<<<<

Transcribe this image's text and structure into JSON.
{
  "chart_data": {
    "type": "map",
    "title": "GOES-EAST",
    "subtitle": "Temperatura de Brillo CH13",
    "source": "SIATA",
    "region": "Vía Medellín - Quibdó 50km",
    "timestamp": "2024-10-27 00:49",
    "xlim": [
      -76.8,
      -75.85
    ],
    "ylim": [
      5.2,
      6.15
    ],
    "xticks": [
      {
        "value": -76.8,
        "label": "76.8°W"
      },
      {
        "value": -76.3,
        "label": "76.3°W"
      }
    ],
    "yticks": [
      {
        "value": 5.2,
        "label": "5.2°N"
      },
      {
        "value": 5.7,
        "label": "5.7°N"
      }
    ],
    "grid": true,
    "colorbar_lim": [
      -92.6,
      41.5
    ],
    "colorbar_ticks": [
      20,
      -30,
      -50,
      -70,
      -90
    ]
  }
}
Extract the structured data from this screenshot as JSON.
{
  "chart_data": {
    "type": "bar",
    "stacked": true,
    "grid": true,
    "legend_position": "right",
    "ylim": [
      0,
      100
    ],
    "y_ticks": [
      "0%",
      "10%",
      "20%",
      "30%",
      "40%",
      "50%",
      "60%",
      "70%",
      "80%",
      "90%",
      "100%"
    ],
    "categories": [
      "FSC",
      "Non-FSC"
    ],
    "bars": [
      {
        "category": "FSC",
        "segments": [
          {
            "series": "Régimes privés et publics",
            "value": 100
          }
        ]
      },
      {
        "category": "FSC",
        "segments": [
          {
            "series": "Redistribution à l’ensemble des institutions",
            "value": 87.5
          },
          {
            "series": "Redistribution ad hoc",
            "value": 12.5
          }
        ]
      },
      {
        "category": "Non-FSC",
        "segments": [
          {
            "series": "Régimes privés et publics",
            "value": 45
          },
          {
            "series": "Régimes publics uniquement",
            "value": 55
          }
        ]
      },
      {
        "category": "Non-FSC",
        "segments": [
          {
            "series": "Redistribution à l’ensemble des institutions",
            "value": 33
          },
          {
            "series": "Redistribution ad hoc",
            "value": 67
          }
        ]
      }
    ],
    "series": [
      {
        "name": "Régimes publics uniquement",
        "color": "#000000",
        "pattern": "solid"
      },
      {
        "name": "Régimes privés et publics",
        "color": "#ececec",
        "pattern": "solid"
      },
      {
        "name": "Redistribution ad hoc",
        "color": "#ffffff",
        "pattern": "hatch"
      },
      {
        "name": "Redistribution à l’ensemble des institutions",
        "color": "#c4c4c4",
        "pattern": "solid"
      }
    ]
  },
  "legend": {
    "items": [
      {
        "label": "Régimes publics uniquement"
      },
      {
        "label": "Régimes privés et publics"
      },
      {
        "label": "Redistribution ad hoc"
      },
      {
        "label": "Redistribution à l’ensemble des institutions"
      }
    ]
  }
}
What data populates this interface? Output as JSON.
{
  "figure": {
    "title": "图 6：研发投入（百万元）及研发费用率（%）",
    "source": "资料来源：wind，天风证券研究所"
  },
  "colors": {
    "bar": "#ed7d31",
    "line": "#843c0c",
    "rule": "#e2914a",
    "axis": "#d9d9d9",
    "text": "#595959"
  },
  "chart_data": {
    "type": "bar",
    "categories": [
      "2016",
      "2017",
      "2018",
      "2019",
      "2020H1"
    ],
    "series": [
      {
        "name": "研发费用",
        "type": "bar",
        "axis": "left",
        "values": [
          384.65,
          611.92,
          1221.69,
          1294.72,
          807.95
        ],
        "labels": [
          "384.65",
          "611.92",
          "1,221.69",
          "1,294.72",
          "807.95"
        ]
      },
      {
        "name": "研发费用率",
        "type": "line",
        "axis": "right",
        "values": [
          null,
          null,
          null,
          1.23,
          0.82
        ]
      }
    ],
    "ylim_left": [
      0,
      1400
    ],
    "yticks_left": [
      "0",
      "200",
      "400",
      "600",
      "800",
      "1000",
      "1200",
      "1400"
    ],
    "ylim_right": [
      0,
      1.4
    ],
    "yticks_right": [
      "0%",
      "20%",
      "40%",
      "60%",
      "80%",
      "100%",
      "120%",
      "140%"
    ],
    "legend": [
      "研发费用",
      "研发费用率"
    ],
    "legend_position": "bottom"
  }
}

>>>>

**TASK PROMPT**
Write the data back out verbatim.

**TASK RESPONSE**
Transcribe this image's text and structure into JSON.
{
  "chart_data": {
    "type": "map",
    "title": "GOES-EAST",
    "subtitle": "Temperatura de Brillo CH13",
    "source": "SIATA",
    "region": "Vía Medellín - Quibdó 50km",
    "timestamp": "2024-10-27 00:49",
    "xlim": [
      -76.8,
      -75.85
    ],
    "ylim": [
      5.2,
      6.15
    ],
    "xticks": [
      {
        "value": -76.8,
        "label": "76.8°W"
      },
      {
        "value": -76.3,
        "label": "76.3°W"
      }
    ],
    "yticks": [
      {
        "value": 5.2,
        "label": "5.2°N"
      },
      {
        "value": 5.7,
        "label": "5.7°N"
      }
    ],
    "grid": true,
    "colorbar_lim": [
      -92.6,
      41.5
    ],
    "colorbar_ticks": [
      20,
      -30,
      -50,
      -70,
      -90
    ]
  }
}
Extract the structured data from this screenshot as JSON.
{
  "chart_data": {
    "type": "bar",
    "stacked": true,
    "grid": true,
    "legend_position": "right",
    "ylim": [
      0,
      100
    ],
    "y_ticks": [
      "0%",
      "10%",
      "20%",
      "30%",
      "40%",
      "50%",
      "60%",
      "70%",
      "80%",
      "90%",
      "100%"
    ],
    "categories": [
      "FSC",
      "Non-FSC"
    ],
    "bars": [
      {
        "category": "FSC",
        "segments": [
          {
            "series": "Régimes privés et publics",
            "value": 100
          }
        ]
      },
      {
        "category": "FSC",
        "segments": [
          {
            "series": "Redistribution à l’ensemble des institutions",
            "value": 87.5
          },
          {
            "series": "Redistribution ad hoc",
            "value": 12.5
          }
        ]
      },
      {
        "category": "Non-FSC",
        "segments": [
          {
            "series": "Régimes privés et publics",
            "value": 45
          },
          {
            "series": "Régimes publics uniquement",
            "value": 55
          }
        ]
      },
      {
        "category": "Non-FSC",
        "segments": [
          {
            "series": "Redistribution à l’ensemble des institutions",
            "value": 33
          },
          {
            "series": "Redistribution ad hoc",
            "value": 67
          }
        ]
      }
    ],
    "series": [
      {
        "name": "Régimes publics uniquement",
        "color": "#000000",
        "pattern": "solid"
      },
      {
        "name": "Régimes privés et publics",
        "color": "#ececec",
        "pattern": "solid"
      },
      {
        "name": "Redistribution ad hoc",
        "color": "#ffffff",
        "pattern": "hatch"
      },
      {
        "name": "Redistribution à l’ensemble des institutions",
        "color": "#c4c4c4",
        "pattern": "solid"
      }
    ]
  },
  "legend": {
    "items": [
      {
        "label": "Régimes publics uniquement"
      },
      {
        "label": "Régimes privés et publics"
      },
      {
        "label": "Redistribution ad hoc"
      },
      {
        "label": "Redistribution à l’ensemble des institutions"
      }
    ]
  }
}
What data populates this interface? Output as JSON.
{
  "figure": {
    "title": "图 6：研发投入（百万元）及研发费用率（%）",
    "source": "资料来源：wind，天风证券研究所"
  },
  "colors": {
    "bar": "#ed7d31",
    "line": "#843c0c",
    "rule": "#e2914a",
    "axis": "#d9d9d9",
    "text": "#595959"
  },
  "chart_data": {
    "type": "bar",
    "categories": [
      "2016",
      "2017",
      "2018",
      "2019",
      "2020H1"
    ],
    "series": [
      {
        "name": "研发费用",
        "type": "bar",
        "axis": "left",
        "values": [
          384.65,
          611.92,
          1221.69,
          1294.72,
          807.95
        ],
        "labels": [
          "384.65",
          "611.92",
          "1,221.69",
          "1,294.72",
          "807.95"
        ]
      },
      {
        "name": "研发费用率",
        "type": "line",
        "axis": "right",
        "values": [
          null,
          null,
          null,
          1.23,
          0.82
        ]
      }
    ],
    "ylim_left": [
      0,
      1400
    ],
    "yticks_left": [
      "0",
      "200",
      "400",
      "600",
      "800",
      "1000",
      "1200",
      "1400"
    ],
    "ylim_right": [
      0,
      1.4
    ],
    "yticks_right": [
      "0%",
      "20%",
      "40%",
      "60%",
      "80%",
      "100%",
      "120%",
      "140%"
    ],
    "legend": [
      "研发费用",
      "研发费用率"
    ],
    "legend_position": "bottom"
  }
}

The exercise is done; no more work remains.